TASK DIRECTIONS — Identify each line in the items below that contains the string "YILLAR" and copy those lines. Case counts.

DATA LISTING —
══════

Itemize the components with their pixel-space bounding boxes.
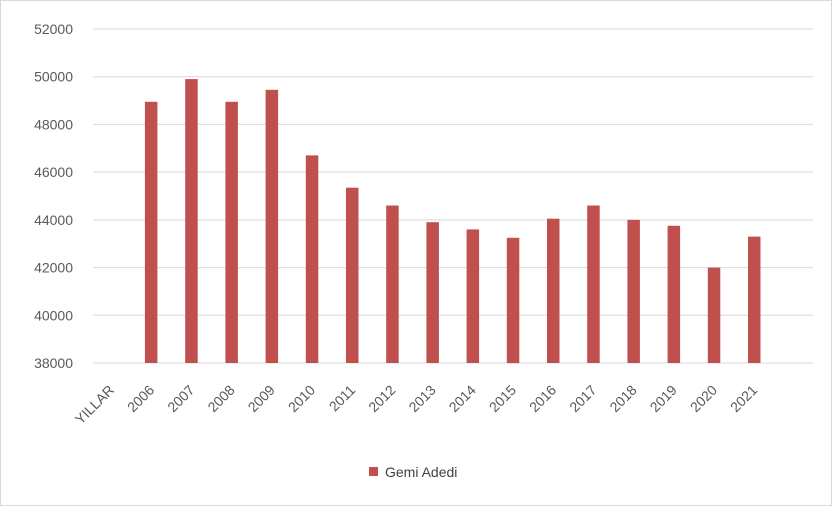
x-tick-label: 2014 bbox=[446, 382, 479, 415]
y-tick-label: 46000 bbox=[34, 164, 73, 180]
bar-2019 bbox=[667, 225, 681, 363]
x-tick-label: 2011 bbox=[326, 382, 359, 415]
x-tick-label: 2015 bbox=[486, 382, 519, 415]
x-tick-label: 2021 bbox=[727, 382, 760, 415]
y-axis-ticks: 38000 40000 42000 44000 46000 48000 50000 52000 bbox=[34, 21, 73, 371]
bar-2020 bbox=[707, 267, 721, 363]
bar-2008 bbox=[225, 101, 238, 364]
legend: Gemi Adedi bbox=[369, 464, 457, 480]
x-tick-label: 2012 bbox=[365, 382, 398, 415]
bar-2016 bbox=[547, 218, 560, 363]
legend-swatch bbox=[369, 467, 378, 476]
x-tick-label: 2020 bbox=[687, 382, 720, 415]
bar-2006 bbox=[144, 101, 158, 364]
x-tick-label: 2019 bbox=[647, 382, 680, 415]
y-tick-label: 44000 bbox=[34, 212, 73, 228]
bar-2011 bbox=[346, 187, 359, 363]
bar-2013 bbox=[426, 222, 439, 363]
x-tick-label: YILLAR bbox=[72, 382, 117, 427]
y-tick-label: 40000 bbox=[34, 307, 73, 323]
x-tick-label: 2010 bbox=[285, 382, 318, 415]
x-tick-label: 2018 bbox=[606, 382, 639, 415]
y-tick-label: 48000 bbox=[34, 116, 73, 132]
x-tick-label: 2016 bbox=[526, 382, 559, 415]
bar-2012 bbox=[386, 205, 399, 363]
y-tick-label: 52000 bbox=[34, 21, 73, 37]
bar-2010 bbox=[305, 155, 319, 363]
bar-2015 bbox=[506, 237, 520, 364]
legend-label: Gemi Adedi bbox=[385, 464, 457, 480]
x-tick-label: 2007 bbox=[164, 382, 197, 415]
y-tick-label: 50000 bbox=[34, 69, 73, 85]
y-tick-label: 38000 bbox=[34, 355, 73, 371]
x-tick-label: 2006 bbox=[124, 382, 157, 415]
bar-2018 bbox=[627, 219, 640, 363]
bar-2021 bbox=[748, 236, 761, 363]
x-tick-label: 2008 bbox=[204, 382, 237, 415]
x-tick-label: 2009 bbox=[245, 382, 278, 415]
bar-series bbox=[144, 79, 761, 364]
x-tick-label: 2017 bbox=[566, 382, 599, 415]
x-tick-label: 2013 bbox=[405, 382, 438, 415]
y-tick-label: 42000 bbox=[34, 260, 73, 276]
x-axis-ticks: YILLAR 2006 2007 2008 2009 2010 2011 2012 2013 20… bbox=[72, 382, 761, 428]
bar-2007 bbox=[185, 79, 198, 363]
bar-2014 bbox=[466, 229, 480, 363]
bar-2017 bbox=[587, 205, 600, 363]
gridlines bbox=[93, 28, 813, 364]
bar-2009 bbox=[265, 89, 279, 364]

══════

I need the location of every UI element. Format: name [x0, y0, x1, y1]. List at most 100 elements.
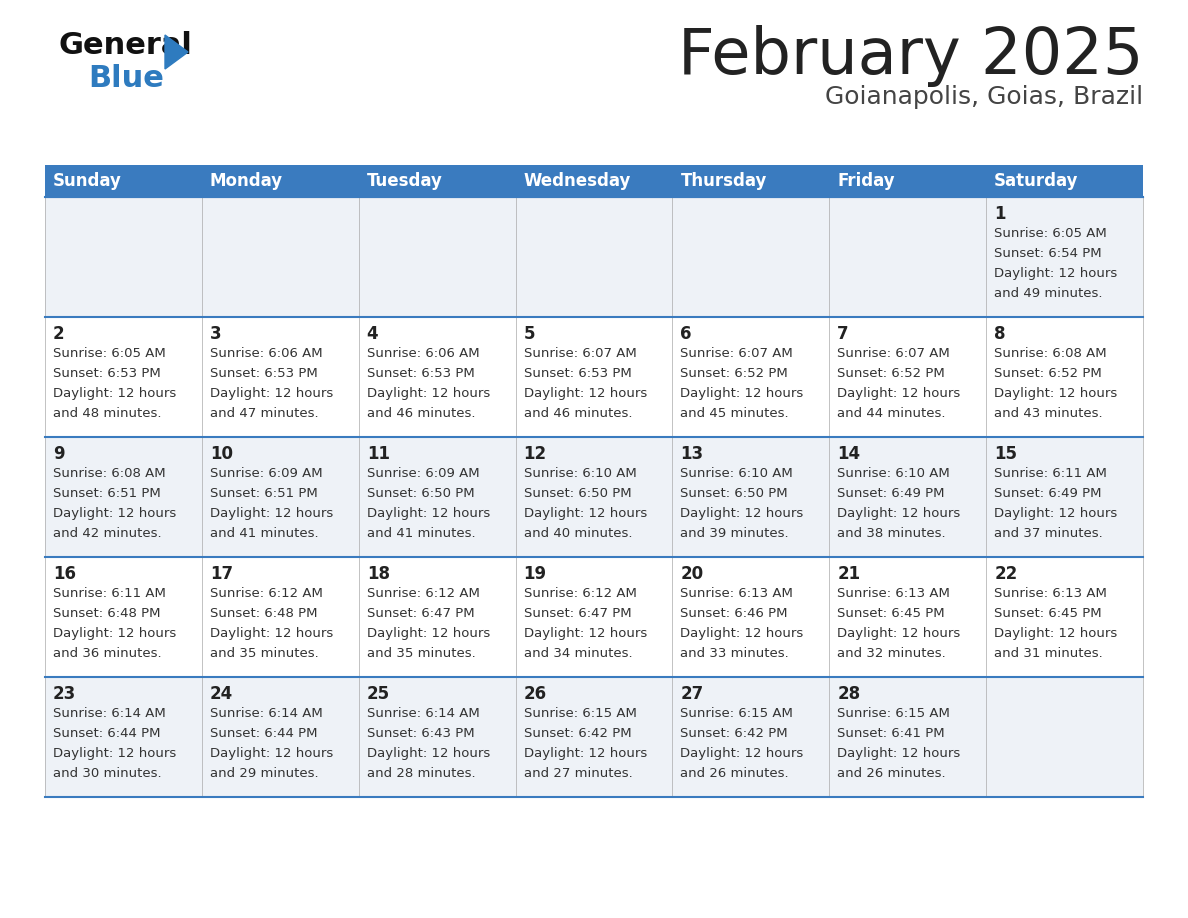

══════

TASK OUTPUT —
x-tick-label: YILLAR bbox=[72, 382, 117, 427]
x-axis-ticks: YILLAR 2006 2007 2008 2009 2010 2011 2012 2013 20… bbox=[72, 382, 761, 428]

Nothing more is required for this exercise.